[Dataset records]
◇ ◇ ◇ ◇ ◇

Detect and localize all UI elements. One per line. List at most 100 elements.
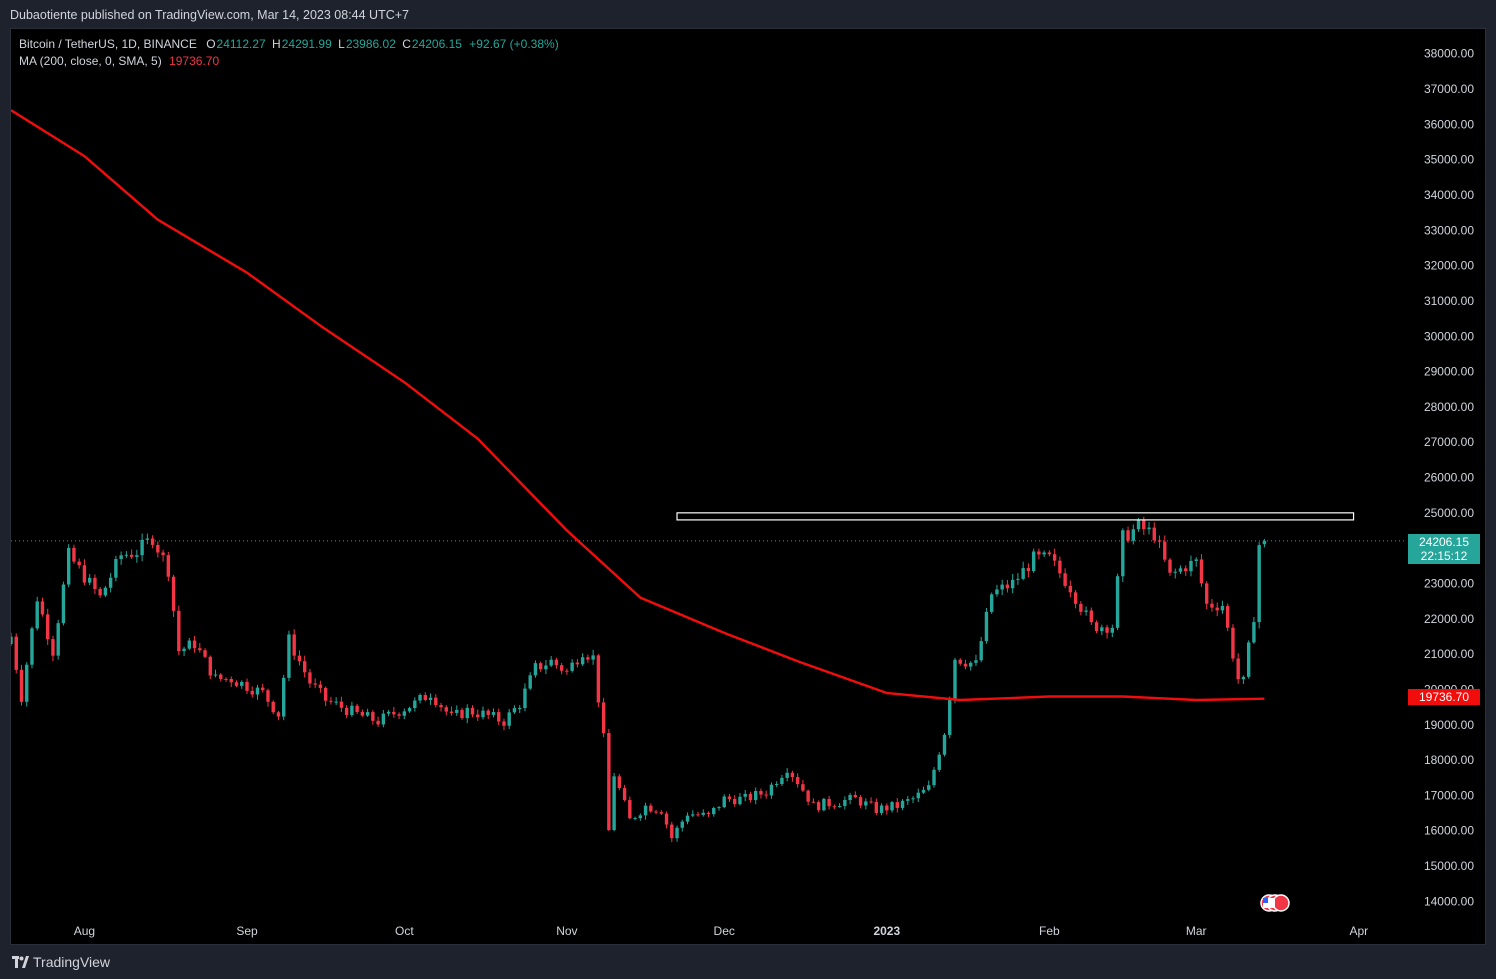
- x-tick-label: Dec: [714, 924, 735, 938]
- candle-body: [449, 711, 454, 713]
- y-tick-label: 21000.00: [1424, 647, 1474, 661]
- candle-body: [1026, 568, 1031, 571]
- candle-body: [921, 789, 926, 793]
- candle-body: [502, 721, 506, 726]
- candle-body: [276, 712, 281, 717]
- ma200-line: [11, 109, 1265, 702]
- candle-body: [764, 794, 768, 796]
- candle-body: [1005, 584, 1010, 589]
- candle-body: [858, 797, 863, 806]
- candle-body: [984, 611, 989, 642]
- candle-body: [738, 796, 742, 805]
- candle-body: [512, 708, 517, 713]
- candle-body: [706, 812, 711, 815]
- candle-body: [785, 772, 789, 778]
- candle-body: [292, 634, 296, 656]
- candle-body: [224, 678, 228, 680]
- candle-body: [156, 544, 160, 553]
- candle-body: [948, 698, 952, 735]
- x-tick-label: Nov: [556, 924, 577, 938]
- candle-body: [1047, 552, 1052, 555]
- candle-body: [486, 710, 490, 715]
- candle-body: [82, 565, 87, 583]
- candle-body: [528, 675, 532, 689]
- x-tick-label: Aug: [74, 924, 95, 938]
- candle-body: [628, 800, 632, 819]
- candle-body: [30, 628, 34, 665]
- candle-body: [51, 639, 55, 656]
- candle-body: [523, 688, 527, 709]
- candle-body: [77, 561, 81, 566]
- published-text: Dubaotiente published on TradingView.com…: [10, 8, 409, 22]
- candle-body: [879, 805, 884, 813]
- candle-body: [932, 769, 936, 786]
- candle-body: [953, 659, 957, 699]
- candle-body: [302, 661, 307, 673]
- candle-body: [198, 648, 202, 651]
- chart-legend: Bitcoin / TetherUS, 1D, BINANCE O24112.2…: [19, 36, 559, 70]
- candle-body: [1126, 530, 1130, 541]
- candle-body: [633, 818, 637, 820]
- ma-price-badge: 19736.70: [1408, 689, 1480, 705]
- tradingview-brand[interactable]: TradingView: [12, 954, 110, 970]
- candle-body: [1231, 627, 1235, 659]
- candle-body: [229, 678, 233, 683]
- candle-body: [1194, 559, 1198, 561]
- candle-body: [937, 754, 941, 770]
- candle-body: [135, 555, 139, 557]
- ma-legend-row: MA (200, close, 0, SMA, 5) 19736.70: [19, 53, 559, 70]
- candle-body: [675, 827, 679, 839]
- candle-body: [549, 659, 553, 666]
- candle-body: [586, 657, 590, 660]
- candle-body: [1225, 606, 1230, 628]
- candle-body: [261, 687, 265, 691]
- candle-body: [334, 701, 338, 703]
- candle-body: [72, 547, 76, 562]
- candle-body: [1100, 627, 1104, 632]
- ma-label[interactable]: MA (200, close, 0, SMA, 5): [19, 54, 162, 68]
- candle-body: [192, 640, 197, 649]
- candle-body: [727, 796, 732, 799]
- candle-body: [811, 801, 816, 803]
- candle-body: [1215, 607, 1219, 611]
- candle-body: [622, 788, 627, 801]
- y-tick-label: 19000.00: [1424, 718, 1474, 732]
- candle-body: [313, 683, 317, 685]
- candle-body: [570, 662, 574, 671]
- candle-body: [240, 681, 244, 686]
- candle-body: [1079, 603, 1083, 612]
- candle-body: [150, 538, 155, 545]
- candle-body: [177, 610, 181, 652]
- published-header: Dubaotiente published on TradingView.com…: [0, 0, 1496, 28]
- candle-body: [701, 812, 705, 815]
- candle-body: [1147, 527, 1151, 530]
- candle-body: [444, 707, 448, 712]
- candle-body: [213, 674, 218, 676]
- countdown-value: 22:15:12: [1420, 549, 1468, 563]
- y-tick-label: 26000.00: [1424, 471, 1474, 485]
- candle-body: [659, 812, 664, 814]
- candle-body: [344, 707, 349, 715]
- candle-body: [1068, 585, 1073, 593]
- brand-name: TradingView: [33, 954, 111, 970]
- candle-body: [680, 821, 684, 828]
- candle-body: [428, 697, 433, 700]
- y-tick-label: 25000.00: [1424, 506, 1474, 520]
- candle-body: [969, 662, 973, 667]
- symbol-title[interactable]: Bitcoin / TetherUS, 1D, BINANCE: [19, 37, 197, 51]
- candle-body: [832, 806, 837, 808]
- candle-body: [1152, 527, 1156, 541]
- candle-body: [470, 707, 475, 715]
- candle-body: [827, 798, 831, 807]
- candle-body: [806, 790, 810, 802]
- y-tick-label: 28000.00: [1424, 400, 1474, 414]
- candle-body: [885, 805, 889, 811]
- candle-body: [722, 796, 726, 808]
- chart-pane[interactable]: 14000.00 15000.00 16000.00 17000.00 18000.00…: [10, 28, 1486, 945]
- candle-body: [591, 655, 595, 660]
- candlestick-chart[interactable]: 14000.00 15000.00 16000.00 17000.00 18000.00…: [11, 29, 1486, 945]
- candle-body: [670, 824, 674, 839]
- candle-body: [98, 589, 102, 596]
- high-value: 24291.99: [281, 37, 332, 51]
- candle-body: [1121, 530, 1125, 577]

◇ ◇ ◇ ◇ ◇

__Given exercise__. Please copy every line of the entries above word for word, leaving out the pictures.

__Reply to the exercise__.
Detect and localize all UI elements. One per line. List at most 100 elements.
- x-tick-label: Dec: [714, 924, 735, 938]
- candle-body: [449, 711, 454, 713]
- y-tick-label: 21000.00: [1424, 647, 1474, 661]
- candle-body: [1026, 568, 1031, 571]
- candle-body: [921, 789, 926, 793]
- candle-body: [502, 721, 506, 726]
- candle-body: [276, 712, 281, 717]
- ma200-line: [11, 109, 1265, 702]
- candle-body: [764, 794, 768, 796]
- candle-body: [1005, 584, 1010, 589]
- candle-body: [858, 797, 863, 806]
- candle-body: [984, 611, 989, 642]
- candle-body: [738, 796, 742, 805]
- candle-body: [512, 708, 517, 713]
- candle-body: [706, 812, 711, 815]
- candle-body: [785, 772, 789, 778]
- candle-body: [292, 634, 296, 656]
- candle-body: [224, 678, 228, 680]
- candle-body: [156, 544, 160, 553]
- candle-body: [948, 698, 952, 735]
- x-tick-label: Nov: [556, 924, 577, 938]
- candle-body: [1047, 552, 1052, 555]
- candle-body: [486, 710, 490, 715]
- candle-body: [82, 565, 87, 583]
- candle-body: [528, 675, 532, 689]
- x-tick-label: Aug: [74, 924, 95, 938]
- candle-body: [628, 800, 632, 819]
- candle-body: [30, 628, 34, 665]
- candle-body: [51, 639, 55, 656]
- candle-body: [523, 688, 527, 709]
- candle-body: [77, 561, 81, 566]
- published-text: Dubaotiente published on TradingView.com…: [10, 8, 409, 22]
- candle-body: [879, 805, 884, 813]
- candle-body: [932, 769, 936, 786]
- candle-body: [953, 659, 957, 699]
- candle-body: [302, 661, 307, 673]
- candle-body: [198, 648, 202, 651]
- chart-legend: Bitcoin / TetherUS, 1D, BINANCE O24112.2…: [19, 36, 559, 70]
- candle-body: [1126, 530, 1130, 541]
- candle-body: [633, 818, 637, 820]
- ma-price-badge: 19736.70: [1408, 689, 1480, 705]
- tradingview-brand[interactable]: TradingView: [12, 954, 110, 970]
- candle-body: [1231, 627, 1235, 659]
- candle-body: [229, 678, 233, 683]
- candle-body: [1194, 559, 1198, 561]
- candle-body: [937, 754, 941, 770]
- candle-body: [135, 555, 139, 557]
- ma-legend-row: MA (200, close, 0, SMA, 5) 19736.70: [19, 53, 559, 70]
- candle-body: [675, 827, 679, 839]
- candle-body: [549, 659, 553, 666]
- candle-body: [586, 657, 590, 660]
- candle-body: [1225, 606, 1230, 628]
- candle-body: [261, 687, 265, 691]
- candle-body: [334, 701, 338, 703]
- candle-body: [72, 547, 76, 562]
- candle-body: [1100, 627, 1104, 632]
- ma-label[interactable]: MA (200, close, 0, SMA, 5): [19, 54, 162, 68]
- candle-body: [192, 640, 197, 649]
- candle-body: [727, 796, 732, 799]
- candle-body: [811, 801, 816, 803]
- candle-body: [1215, 607, 1219, 611]
- candle-body: [622, 788, 627, 801]
- y-tick-label: 19000.00: [1424, 718, 1474, 732]
- candle-body: [313, 683, 317, 685]
- candle-body: [570, 662, 574, 671]
- candle-body: [240, 681, 244, 686]
- candle-body: [1079, 603, 1083, 612]
- candle-body: [150, 538, 155, 545]
- candle-body: [177, 610, 181, 652]
- published-header: Dubaotiente published on TradingView.com…: [0, 0, 1496, 28]
- candle-body: [701, 812, 705, 815]
- candle-body: [1147, 527, 1151, 530]
- candle-body: [444, 707, 448, 712]
- candle-body: [213, 674, 218, 676]
- countdown-value: 22:15:12: [1420, 549, 1468, 563]
- y-tick-label: 26000.00: [1424, 471, 1474, 485]
- candle-body: [659, 812, 664, 814]
- candle-body: [344, 707, 349, 715]
- candle-body: [1068, 585, 1073, 593]
- brand-name: TradingView: [33, 954, 111, 970]
- candle-body: [680, 821, 684, 828]
- candle-body: [428, 697, 433, 700]
- y-tick-label: 25000.00: [1424, 506, 1474, 520]
- candle-body: [969, 662, 973, 667]
- symbol-title[interactable]: Bitcoin / TetherUS, 1D, BINANCE: [19, 37, 197, 51]
- candle-body: [832, 806, 837, 808]
- candle-body: [1152, 527, 1156, 541]
- candle-body: [470, 707, 475, 715]
- candle-body: [827, 798, 831, 807]
- candle-body: [806, 790, 810, 802]
- y-tick-label: 28000.00: [1424, 400, 1474, 414]
- candle-body: [885, 805, 889, 811]
- candle-body: [722, 796, 726, 808]
- chart-pane[interactable]: 14000.00 15000.00 16000.00 17000.00 18000.00…: [10, 28, 1486, 945]
- candle-body: [591, 655, 595, 660]
- candlestick-chart[interactable]: 14000.00 15000.00 16000.00 17000.00 18000.00…: [11, 29, 1486, 945]
- candle-body: [670, 824, 674, 839]
- candle-body: [98, 589, 102, 596]
- high-value: 24291.99: [281, 37, 332, 51]
- candle-body: [1121, 530, 1125, 577]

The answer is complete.